• _Work to be completed_:
Pick out every line of the data below that contains the string "answer", matching case exactly, and copy each one.

• _Information provided_:
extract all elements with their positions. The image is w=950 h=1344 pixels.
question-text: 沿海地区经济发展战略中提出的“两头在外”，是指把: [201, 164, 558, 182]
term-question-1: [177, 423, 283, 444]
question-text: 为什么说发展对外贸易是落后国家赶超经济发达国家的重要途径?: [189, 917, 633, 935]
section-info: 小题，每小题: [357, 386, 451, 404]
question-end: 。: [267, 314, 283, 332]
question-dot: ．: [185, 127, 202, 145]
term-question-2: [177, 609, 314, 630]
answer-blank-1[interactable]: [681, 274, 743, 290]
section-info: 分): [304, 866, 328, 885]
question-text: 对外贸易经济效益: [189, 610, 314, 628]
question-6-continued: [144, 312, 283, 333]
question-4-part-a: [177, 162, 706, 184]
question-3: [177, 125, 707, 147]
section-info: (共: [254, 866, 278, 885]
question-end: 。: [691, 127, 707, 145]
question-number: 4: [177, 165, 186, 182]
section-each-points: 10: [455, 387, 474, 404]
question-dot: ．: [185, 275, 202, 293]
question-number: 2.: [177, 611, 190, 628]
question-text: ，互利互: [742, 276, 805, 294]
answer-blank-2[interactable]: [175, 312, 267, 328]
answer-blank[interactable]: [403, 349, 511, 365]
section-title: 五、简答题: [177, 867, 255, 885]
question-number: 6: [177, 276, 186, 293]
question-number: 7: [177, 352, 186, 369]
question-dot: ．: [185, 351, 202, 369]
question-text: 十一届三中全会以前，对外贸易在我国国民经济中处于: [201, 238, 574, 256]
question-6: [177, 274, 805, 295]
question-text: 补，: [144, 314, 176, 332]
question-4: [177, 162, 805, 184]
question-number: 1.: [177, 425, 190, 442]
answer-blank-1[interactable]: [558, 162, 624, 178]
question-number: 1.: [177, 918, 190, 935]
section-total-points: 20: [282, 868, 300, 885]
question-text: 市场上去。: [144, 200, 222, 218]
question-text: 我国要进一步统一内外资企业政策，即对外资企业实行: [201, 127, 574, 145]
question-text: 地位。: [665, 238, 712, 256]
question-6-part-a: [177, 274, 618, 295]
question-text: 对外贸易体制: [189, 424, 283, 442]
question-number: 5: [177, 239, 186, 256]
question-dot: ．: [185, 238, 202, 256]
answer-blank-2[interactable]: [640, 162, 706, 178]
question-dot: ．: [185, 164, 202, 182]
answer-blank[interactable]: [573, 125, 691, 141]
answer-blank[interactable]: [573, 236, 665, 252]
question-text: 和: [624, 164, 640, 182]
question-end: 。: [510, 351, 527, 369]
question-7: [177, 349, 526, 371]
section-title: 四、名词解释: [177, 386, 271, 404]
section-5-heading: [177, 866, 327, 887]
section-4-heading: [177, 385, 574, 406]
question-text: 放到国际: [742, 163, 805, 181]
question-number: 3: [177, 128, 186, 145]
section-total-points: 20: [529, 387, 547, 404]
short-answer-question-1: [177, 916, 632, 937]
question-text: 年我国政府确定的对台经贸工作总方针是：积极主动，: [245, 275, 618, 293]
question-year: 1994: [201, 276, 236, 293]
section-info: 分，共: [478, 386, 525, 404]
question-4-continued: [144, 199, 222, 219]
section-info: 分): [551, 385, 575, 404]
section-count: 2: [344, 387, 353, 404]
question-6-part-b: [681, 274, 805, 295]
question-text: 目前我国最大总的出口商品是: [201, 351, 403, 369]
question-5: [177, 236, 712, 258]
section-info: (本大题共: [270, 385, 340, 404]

• _Completed task_:
answer-blank-1[interactable]: [681, 274, 743, 290]
answer-blank-2[interactable]: [175, 312, 267, 328]
answer-blank[interactable]: [403, 349, 511, 365]
answer-blank-1[interactable]: [558, 162, 624, 178]
answer-blank-2[interactable]: [640, 162, 706, 178]
answer-blank[interactable]: [573, 125, 691, 141]
answer-blank[interactable]: [573, 236, 665, 252]
short-answer-question-1: [177, 916, 632, 937]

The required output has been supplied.